BEGIN Given records

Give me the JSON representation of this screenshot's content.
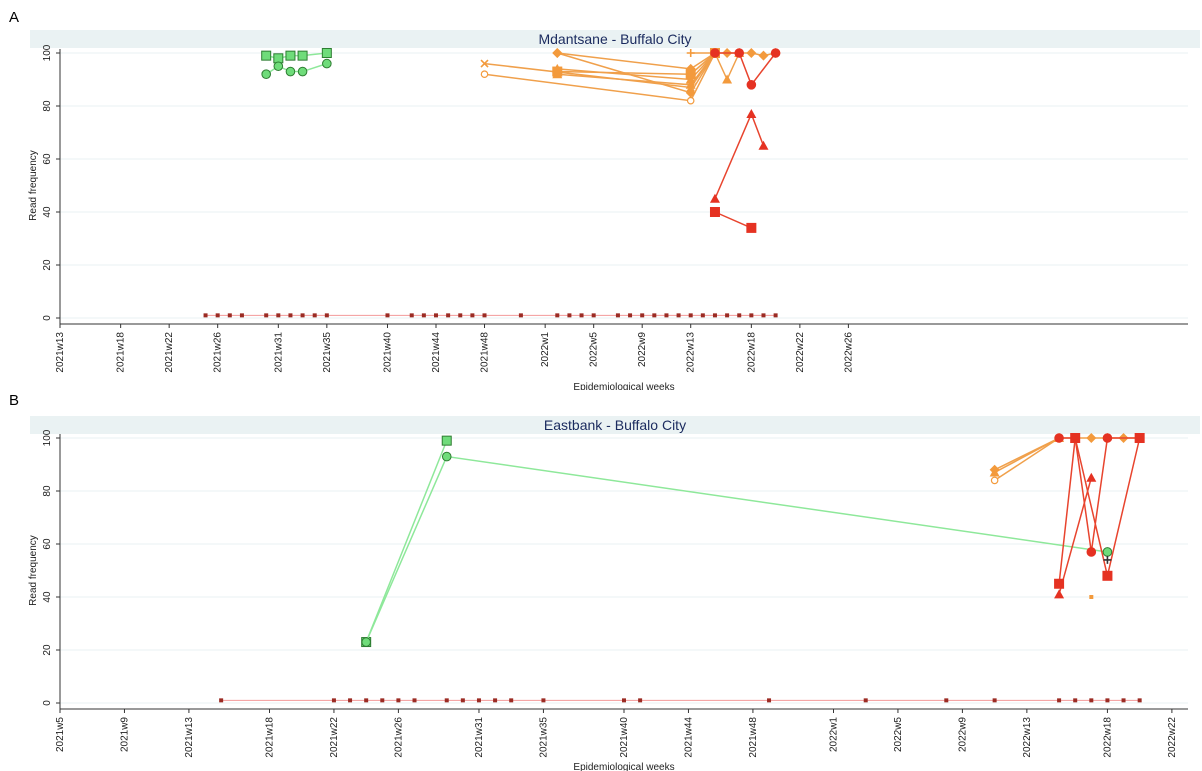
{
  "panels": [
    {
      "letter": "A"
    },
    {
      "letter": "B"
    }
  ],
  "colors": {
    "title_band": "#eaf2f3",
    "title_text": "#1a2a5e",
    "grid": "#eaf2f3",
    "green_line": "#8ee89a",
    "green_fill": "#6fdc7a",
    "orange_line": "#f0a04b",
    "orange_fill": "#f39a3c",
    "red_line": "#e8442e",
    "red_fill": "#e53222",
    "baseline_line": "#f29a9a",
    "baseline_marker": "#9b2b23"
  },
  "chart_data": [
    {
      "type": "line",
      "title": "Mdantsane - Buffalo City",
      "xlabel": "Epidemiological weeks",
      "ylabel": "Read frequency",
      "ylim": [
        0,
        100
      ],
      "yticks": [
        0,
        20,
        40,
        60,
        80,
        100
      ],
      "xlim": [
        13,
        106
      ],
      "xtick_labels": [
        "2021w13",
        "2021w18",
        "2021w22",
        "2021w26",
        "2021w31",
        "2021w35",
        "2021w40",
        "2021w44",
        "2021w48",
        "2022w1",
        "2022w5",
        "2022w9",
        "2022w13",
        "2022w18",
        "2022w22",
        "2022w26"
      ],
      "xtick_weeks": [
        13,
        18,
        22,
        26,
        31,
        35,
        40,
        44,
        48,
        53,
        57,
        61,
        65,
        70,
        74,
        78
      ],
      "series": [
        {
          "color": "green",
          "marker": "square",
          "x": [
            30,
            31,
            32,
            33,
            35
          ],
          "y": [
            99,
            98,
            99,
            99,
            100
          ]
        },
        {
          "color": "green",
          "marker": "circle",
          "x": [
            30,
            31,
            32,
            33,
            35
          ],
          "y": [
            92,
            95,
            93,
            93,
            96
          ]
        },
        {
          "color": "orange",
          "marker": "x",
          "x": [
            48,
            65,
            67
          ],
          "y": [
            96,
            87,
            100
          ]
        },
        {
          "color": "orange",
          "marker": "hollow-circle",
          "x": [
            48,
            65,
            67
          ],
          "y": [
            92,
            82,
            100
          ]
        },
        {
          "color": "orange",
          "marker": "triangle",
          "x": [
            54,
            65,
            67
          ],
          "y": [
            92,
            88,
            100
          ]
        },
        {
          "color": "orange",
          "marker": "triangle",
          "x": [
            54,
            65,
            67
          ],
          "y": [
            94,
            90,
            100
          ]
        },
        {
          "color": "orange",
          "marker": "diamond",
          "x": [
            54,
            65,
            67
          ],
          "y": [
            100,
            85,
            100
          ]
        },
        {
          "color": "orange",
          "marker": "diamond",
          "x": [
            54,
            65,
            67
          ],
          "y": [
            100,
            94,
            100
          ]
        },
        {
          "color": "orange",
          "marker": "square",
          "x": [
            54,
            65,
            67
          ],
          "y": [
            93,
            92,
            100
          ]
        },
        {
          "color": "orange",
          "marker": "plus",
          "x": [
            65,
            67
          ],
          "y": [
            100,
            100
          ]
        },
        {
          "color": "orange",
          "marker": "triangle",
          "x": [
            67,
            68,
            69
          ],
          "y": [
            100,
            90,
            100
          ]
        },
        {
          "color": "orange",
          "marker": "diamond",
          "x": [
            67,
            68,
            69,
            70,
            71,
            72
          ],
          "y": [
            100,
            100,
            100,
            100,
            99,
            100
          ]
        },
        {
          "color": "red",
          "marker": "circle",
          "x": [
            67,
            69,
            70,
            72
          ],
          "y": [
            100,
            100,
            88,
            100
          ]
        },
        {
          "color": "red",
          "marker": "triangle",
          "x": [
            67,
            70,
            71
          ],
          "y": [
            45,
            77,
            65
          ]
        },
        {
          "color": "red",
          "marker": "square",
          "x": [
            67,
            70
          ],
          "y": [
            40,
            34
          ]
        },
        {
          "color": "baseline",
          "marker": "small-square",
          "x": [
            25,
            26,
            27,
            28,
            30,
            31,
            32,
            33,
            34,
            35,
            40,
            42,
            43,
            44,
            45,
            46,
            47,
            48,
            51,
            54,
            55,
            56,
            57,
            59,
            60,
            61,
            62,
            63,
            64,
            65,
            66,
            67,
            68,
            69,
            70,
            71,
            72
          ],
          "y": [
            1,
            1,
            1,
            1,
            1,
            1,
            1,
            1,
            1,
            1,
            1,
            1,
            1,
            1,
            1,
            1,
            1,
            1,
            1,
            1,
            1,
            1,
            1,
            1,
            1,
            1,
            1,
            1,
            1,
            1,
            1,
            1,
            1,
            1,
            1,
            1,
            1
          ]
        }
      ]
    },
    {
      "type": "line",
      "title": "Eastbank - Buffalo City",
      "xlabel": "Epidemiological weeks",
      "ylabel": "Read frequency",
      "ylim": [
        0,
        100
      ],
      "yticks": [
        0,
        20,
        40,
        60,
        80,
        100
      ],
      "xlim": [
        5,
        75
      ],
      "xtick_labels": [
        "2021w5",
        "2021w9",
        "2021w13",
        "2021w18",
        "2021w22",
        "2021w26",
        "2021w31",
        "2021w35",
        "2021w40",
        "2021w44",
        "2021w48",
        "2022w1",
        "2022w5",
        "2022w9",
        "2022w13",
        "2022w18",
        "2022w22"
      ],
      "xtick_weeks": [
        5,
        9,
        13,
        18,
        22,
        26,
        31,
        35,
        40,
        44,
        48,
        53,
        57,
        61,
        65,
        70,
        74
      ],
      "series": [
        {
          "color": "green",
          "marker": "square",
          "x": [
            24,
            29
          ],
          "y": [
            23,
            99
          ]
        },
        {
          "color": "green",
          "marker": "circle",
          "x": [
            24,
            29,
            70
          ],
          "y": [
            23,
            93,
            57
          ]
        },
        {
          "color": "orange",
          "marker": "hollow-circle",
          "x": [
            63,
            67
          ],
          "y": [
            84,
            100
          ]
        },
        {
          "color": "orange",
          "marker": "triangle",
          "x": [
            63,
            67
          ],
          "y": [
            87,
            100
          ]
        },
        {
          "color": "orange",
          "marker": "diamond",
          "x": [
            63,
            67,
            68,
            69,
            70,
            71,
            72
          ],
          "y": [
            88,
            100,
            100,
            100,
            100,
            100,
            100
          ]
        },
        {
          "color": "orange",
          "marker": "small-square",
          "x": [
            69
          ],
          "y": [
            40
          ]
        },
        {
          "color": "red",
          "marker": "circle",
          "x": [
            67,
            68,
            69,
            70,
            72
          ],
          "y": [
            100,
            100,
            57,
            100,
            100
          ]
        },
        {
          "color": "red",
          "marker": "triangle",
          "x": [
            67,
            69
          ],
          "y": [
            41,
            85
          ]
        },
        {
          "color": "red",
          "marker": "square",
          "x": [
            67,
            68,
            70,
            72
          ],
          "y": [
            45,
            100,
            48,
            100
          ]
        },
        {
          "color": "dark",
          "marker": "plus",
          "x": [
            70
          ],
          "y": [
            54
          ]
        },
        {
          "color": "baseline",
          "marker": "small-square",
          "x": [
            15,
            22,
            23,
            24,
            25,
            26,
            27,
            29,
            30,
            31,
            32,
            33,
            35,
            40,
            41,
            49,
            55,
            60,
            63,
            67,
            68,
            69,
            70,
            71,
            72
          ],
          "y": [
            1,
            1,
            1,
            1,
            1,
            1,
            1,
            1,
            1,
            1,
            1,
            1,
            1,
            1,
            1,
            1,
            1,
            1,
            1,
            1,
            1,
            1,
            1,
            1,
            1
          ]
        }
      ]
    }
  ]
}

END Given records

▶ [Set problem]
Will you restate every entry word for word and omit the images?

▶ [Output]
Give me the JSON representation of this screenshot's content.
{
  "panels": [
    {
      "letter": "A"
    },
    {
      "letter": "B"
    }
  ],
  "colors": {
    "title_band": "#eaf2f3",
    "title_text": "#1a2a5e",
    "grid": "#eaf2f3",
    "green_line": "#8ee89a",
    "green_fill": "#6fdc7a",
    "orange_line": "#f0a04b",
    "orange_fill": "#f39a3c",
    "red_line": "#e8442e",
    "red_fill": "#e53222",
    "baseline_line": "#f29a9a",
    "baseline_marker": "#9b2b23"
  },
  "chart_data": [
    {
      "type": "line",
      "title": "Mdantsane - Buffalo City",
      "xlabel": "Epidemiological weeks",
      "ylabel": "Read frequency",
      "ylim": [
        0,
        100
      ],
      "yticks": [
        0,
        20,
        40,
        60,
        80,
        100
      ],
      "xlim": [
        13,
        106
      ],
      "xtick_labels": [
        "2021w13",
        "2021w18",
        "2021w22",
        "2021w26",
        "2021w31",
        "2021w35",
        "2021w40",
        "2021w44",
        "2021w48",
        "2022w1",
        "2022w5",
        "2022w9",
        "2022w13",
        "2022w18",
        "2022w22",
        "2022w26"
      ],
      "xtick_weeks": [
        13,
        18,
        22,
        26,
        31,
        35,
        40,
        44,
        48,
        53,
        57,
        61,
        65,
        70,
        74,
        78
      ],
      "series": [
        {
          "color": "green",
          "marker": "square",
          "x": [
            30,
            31,
            32,
            33,
            35
          ],
          "y": [
            99,
            98,
            99,
            99,
            100
          ]
        },
        {
          "color": "green",
          "marker": "circle",
          "x": [
            30,
            31,
            32,
            33,
            35
          ],
          "y": [
            92,
            95,
            93,
            93,
            96
          ]
        },
        {
          "color": "orange",
          "marker": "x",
          "x": [
            48,
            65,
            67
          ],
          "y": [
            96,
            87,
            100
          ]
        },
        {
          "color": "orange",
          "marker": "hollow-circle",
          "x": [
            48,
            65,
            67
          ],
          "y": [
            92,
            82,
            100
          ]
        },
        {
          "color": "orange",
          "marker": "triangle",
          "x": [
            54,
            65,
            67
          ],
          "y": [
            92,
            88,
            100
          ]
        },
        {
          "color": "orange",
          "marker": "triangle",
          "x": [
            54,
            65,
            67
          ],
          "y": [
            94,
            90,
            100
          ]
        },
        {
          "color": "orange",
          "marker": "diamond",
          "x": [
            54,
            65,
            67
          ],
          "y": [
            100,
            85,
            100
          ]
        },
        {
          "color": "orange",
          "marker": "diamond",
          "x": [
            54,
            65,
            67
          ],
          "y": [
            100,
            94,
            100
          ]
        },
        {
          "color": "orange",
          "marker": "square",
          "x": [
            54,
            65,
            67
          ],
          "y": [
            93,
            92,
            100
          ]
        },
        {
          "color": "orange",
          "marker": "plus",
          "x": [
            65,
            67
          ],
          "y": [
            100,
            100
          ]
        },
        {
          "color": "orange",
          "marker": "triangle",
          "x": [
            67,
            68,
            69
          ],
          "y": [
            100,
            90,
            100
          ]
        },
        {
          "color": "orange",
          "marker": "diamond",
          "x": [
            67,
            68,
            69,
            70,
            71,
            72
          ],
          "y": [
            100,
            100,
            100,
            100,
            99,
            100
          ]
        },
        {
          "color": "red",
          "marker": "circle",
          "x": [
            67,
            69,
            70,
            72
          ],
          "y": [
            100,
            100,
            88,
            100
          ]
        },
        {
          "color": "red",
          "marker": "triangle",
          "x": [
            67,
            70,
            71
          ],
          "y": [
            45,
            77,
            65
          ]
        },
        {
          "color": "red",
          "marker": "square",
          "x": [
            67,
            70
          ],
          "y": [
            40,
            34
          ]
        },
        {
          "color": "baseline",
          "marker": "small-square",
          "x": [
            25,
            26,
            27,
            28,
            30,
            31,
            32,
            33,
            34,
            35,
            40,
            42,
            43,
            44,
            45,
            46,
            47,
            48,
            51,
            54,
            55,
            56,
            57,
            59,
            60,
            61,
            62,
            63,
            64,
            65,
            66,
            67,
            68,
            69,
            70,
            71,
            72
          ],
          "y": [
            1,
            1,
            1,
            1,
            1,
            1,
            1,
            1,
            1,
            1,
            1,
            1,
            1,
            1,
            1,
            1,
            1,
            1,
            1,
            1,
            1,
            1,
            1,
            1,
            1,
            1,
            1,
            1,
            1,
            1,
            1,
            1,
            1,
            1,
            1,
            1,
            1
          ]
        }
      ]
    },
    {
      "type": "line",
      "title": "Eastbank - Buffalo City",
      "xlabel": "Epidemiological weeks",
      "ylabel": "Read frequency",
      "ylim": [
        0,
        100
      ],
      "yticks": [
        0,
        20,
        40,
        60,
        80,
        100
      ],
      "xlim": [
        5,
        75
      ],
      "xtick_labels": [
        "2021w5",
        "2021w9",
        "2021w13",
        "2021w18",
        "2021w22",
        "2021w26",
        "2021w31",
        "2021w35",
        "2021w40",
        "2021w44",
        "2021w48",
        "2022w1",
        "2022w5",
        "2022w9",
        "2022w13",
        "2022w18",
        "2022w22"
      ],
      "xtick_weeks": [
        5,
        9,
        13,
        18,
        22,
        26,
        31,
        35,
        40,
        44,
        48,
        53,
        57,
        61,
        65,
        70,
        74
      ],
      "series": [
        {
          "color": "green",
          "marker": "square",
          "x": [
            24,
            29
          ],
          "y": [
            23,
            99
          ]
        },
        {
          "color": "green",
          "marker": "circle",
          "x": [
            24,
            29,
            70
          ],
          "y": [
            23,
            93,
            57
          ]
        },
        {
          "color": "orange",
          "marker": "hollow-circle",
          "x": [
            63,
            67
          ],
          "y": [
            84,
            100
          ]
        },
        {
          "color": "orange",
          "marker": "triangle",
          "x": [
            63,
            67
          ],
          "y": [
            87,
            100
          ]
        },
        {
          "color": "orange",
          "marker": "diamond",
          "x": [
            63,
            67,
            68,
            69,
            70,
            71,
            72
          ],
          "y": [
            88,
            100,
            100,
            100,
            100,
            100,
            100
          ]
        },
        {
          "color": "orange",
          "marker": "small-square",
          "x": [
            69
          ],
          "y": [
            40
          ]
        },
        {
          "color": "red",
          "marker": "circle",
          "x": [
            67,
            68,
            69,
            70,
            72
          ],
          "y": [
            100,
            100,
            57,
            100,
            100
          ]
        },
        {
          "color": "red",
          "marker": "triangle",
          "x": [
            67,
            69
          ],
          "y": [
            41,
            85
          ]
        },
        {
          "color": "red",
          "marker": "square",
          "x": [
            67,
            68,
            70,
            72
          ],
          "y": [
            45,
            100,
            48,
            100
          ]
        },
        {
          "color": "dark",
          "marker": "plus",
          "x": [
            70
          ],
          "y": [
            54
          ]
        },
        {
          "color": "baseline",
          "marker": "small-square",
          "x": [
            15,
            22,
            23,
            24,
            25,
            26,
            27,
            29,
            30,
            31,
            32,
            33,
            35,
            40,
            41,
            49,
            55,
            60,
            63,
            67,
            68,
            69,
            70,
            71,
            72
          ],
          "y": [
            1,
            1,
            1,
            1,
            1,
            1,
            1,
            1,
            1,
            1,
            1,
            1,
            1,
            1,
            1,
            1,
            1,
            1,
            1,
            1,
            1,
            1,
            1,
            1,
            1
          ]
        }
      ]
    }
  ]
}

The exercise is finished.